# RECORDS FOR THIS EXERCISE:

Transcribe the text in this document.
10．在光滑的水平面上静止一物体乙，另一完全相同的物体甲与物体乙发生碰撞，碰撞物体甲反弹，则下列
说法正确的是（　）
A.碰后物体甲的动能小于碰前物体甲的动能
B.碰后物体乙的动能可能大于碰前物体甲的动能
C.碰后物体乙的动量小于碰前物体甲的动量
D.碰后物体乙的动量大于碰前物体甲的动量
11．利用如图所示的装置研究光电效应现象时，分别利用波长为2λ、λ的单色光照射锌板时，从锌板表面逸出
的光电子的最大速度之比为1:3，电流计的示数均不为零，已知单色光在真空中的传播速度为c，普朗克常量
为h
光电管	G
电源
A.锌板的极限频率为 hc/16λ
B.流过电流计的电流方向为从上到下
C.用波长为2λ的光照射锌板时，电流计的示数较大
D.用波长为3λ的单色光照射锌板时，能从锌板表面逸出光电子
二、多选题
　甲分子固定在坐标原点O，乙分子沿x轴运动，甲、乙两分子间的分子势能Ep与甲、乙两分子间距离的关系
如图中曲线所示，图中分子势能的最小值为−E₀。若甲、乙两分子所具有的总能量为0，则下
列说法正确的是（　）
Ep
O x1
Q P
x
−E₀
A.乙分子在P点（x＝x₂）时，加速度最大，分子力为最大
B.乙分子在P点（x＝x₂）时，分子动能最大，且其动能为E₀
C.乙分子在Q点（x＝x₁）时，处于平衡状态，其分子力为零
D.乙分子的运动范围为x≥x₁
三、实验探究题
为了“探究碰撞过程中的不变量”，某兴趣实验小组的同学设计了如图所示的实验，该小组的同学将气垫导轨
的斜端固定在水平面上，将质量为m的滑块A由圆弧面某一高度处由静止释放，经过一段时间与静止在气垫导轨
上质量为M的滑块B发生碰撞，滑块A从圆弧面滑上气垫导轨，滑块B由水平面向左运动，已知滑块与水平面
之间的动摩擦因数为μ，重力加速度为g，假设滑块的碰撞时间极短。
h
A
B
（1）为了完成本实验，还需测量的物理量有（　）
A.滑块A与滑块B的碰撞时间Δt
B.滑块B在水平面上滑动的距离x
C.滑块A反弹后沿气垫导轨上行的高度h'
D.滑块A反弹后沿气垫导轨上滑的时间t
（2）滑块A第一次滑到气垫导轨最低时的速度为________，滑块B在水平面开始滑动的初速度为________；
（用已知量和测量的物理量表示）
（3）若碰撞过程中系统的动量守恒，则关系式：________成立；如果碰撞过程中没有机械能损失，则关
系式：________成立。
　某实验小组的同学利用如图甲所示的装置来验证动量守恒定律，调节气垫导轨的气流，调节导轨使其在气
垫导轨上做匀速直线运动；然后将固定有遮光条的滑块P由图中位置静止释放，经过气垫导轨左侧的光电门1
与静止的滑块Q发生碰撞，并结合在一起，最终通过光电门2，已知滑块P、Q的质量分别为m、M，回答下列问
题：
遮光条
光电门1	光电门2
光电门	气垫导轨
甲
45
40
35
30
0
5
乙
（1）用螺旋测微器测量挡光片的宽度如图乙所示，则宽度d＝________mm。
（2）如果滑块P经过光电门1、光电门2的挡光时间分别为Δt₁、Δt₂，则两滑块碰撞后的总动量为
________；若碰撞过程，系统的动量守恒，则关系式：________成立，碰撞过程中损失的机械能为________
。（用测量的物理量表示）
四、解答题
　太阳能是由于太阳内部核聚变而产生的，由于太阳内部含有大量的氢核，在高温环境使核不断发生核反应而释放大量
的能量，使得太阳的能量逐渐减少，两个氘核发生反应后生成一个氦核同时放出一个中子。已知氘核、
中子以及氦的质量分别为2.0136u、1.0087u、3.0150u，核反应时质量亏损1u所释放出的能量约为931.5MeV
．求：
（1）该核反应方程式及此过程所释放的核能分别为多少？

# DIRECTIONS:
Print the material verbatim, all of it.

# REPLY:
Transcribe the text in this document.
10．在光滑的水平面上静止一物体乙，另一完全相同的物体甲与物体乙发生碰撞，碰撞物体甲反弹，则下列
说法正确的是（　）
A.碰后物体甲的动能小于碰前物体甲的动能
B.碰后物体乙的动能可能大于碰前物体甲的动能
C.碰后物体乙的动量小于碰前物体甲的动量
D.碰后物体乙的动量大于碰前物体甲的动量
11．利用如图所示的装置研究光电效应现象时，分别利用波长为2λ、λ的单色光照射锌板时，从锌板表面逸出
的光电子的最大速度之比为1:3，电流计的示数均不为零，已知单色光在真空中的传播速度为c，普朗克常量
为h
光电管	G
电源
A.锌板的极限频率为 hc/16λ
B.流过电流计的电流方向为从上到下
C.用波长为2λ的光照射锌板时，电流计的示数较大
D.用波长为3λ的单色光照射锌板时，能从锌板表面逸出光电子
二、多选题
　甲分子固定在坐标原点O，乙分子沿x轴运动，甲、乙两分子间的分子势能Ep与甲、乙两分子间距离的关系
如图中曲线所示，图中分子势能的最小值为−E₀。若甲、乙两分子所具有的总能量为0，则下
列说法正确的是（　）
Ep
O x1
Q P
x
−E₀
A.乙分子在P点（x＝x₂）时，加速度最大，分子力为最大
B.乙分子在P点（x＝x₂）时，分子动能最大，且其动能为E₀
C.乙分子在Q点（x＝x₁）时，处于平衡状态，其分子力为零
D.乙分子的运动范围为x≥x₁
三、实验探究题
为了“探究碰撞过程中的不变量”，某兴趣实验小组的同学设计了如图所示的实验，该小组的同学将气垫导轨
的斜端固定在水平面上，将质量为m的滑块A由圆弧面某一高度处由静止释放，经过一段时间与静止在气垫导轨
上质量为M的滑块B发生碰撞，滑块A从圆弧面滑上气垫导轨，滑块B由水平面向左运动，已知滑块与水平面
之间的动摩擦因数为μ，重力加速度为g，假设滑块的碰撞时间极短。
h
A
B
（1）为了完成本实验，还需测量的物理量有（　）
A.滑块A与滑块B的碰撞时间Δt
B.滑块B在水平面上滑动的距离x
C.滑块A反弹后沿气垫导轨上行的高度h'
D.滑块A反弹后沿气垫导轨上滑的时间t
（2）滑块A第一次滑到气垫导轨最低时的速度为________，滑块B在水平面开始滑动的初速度为________；
（用已知量和测量的物理量表示）
（3）若碰撞过程中系统的动量守恒，则关系式：________成立；如果碰撞过程中没有机械能损失，则关
系式：________成立。
　某实验小组的同学利用如图甲所示的装置来验证动量守恒定律，调节气垫导轨的气流，调节导轨使其在气
垫导轨上做匀速直线运动；然后将固定有遮光条的滑块P由图中位置静止释放，经过气垫导轨左侧的光电门1
与静止的滑块Q发生碰撞，并结合在一起，最终通过光电门2，已知滑块P、Q的质量分别为m、M，回答下列问
题：
遮光条
光电门1	光电门2
光电门	气垫导轨
甲
45
40
35
30
0
5
乙
（1）用螺旋测微器测量挡光片的宽度如图乙所示，则宽度d＝________mm。
（2）如果滑块P经过光电门1、光电门2的挡光时间分别为Δt₁、Δt₂，则两滑块碰撞后的总动量为
________；若碰撞过程，系统的动量守恒，则关系式：________成立，碰撞过程中损失的机械能为________
。（用测量的物理量表示）
四、解答题
　太阳能是由于太阳内部核聚变而产生的，由于太阳内部含有大量的氢核，在高温环境使核不断发生核反应而释放大量
的能量，使得太阳的能量逐渐减少，两个氘核发生反应后生成一个氦核同时放出一个中子。已知氘核、
中子以及氦的质量分别为2.0136u、1.0087u、3.0150u，核反应时质量亏损1u所释放出的能量约为931.5MeV
．求：
（1）该核反应方程式及此过程所释放的核能分别为多少？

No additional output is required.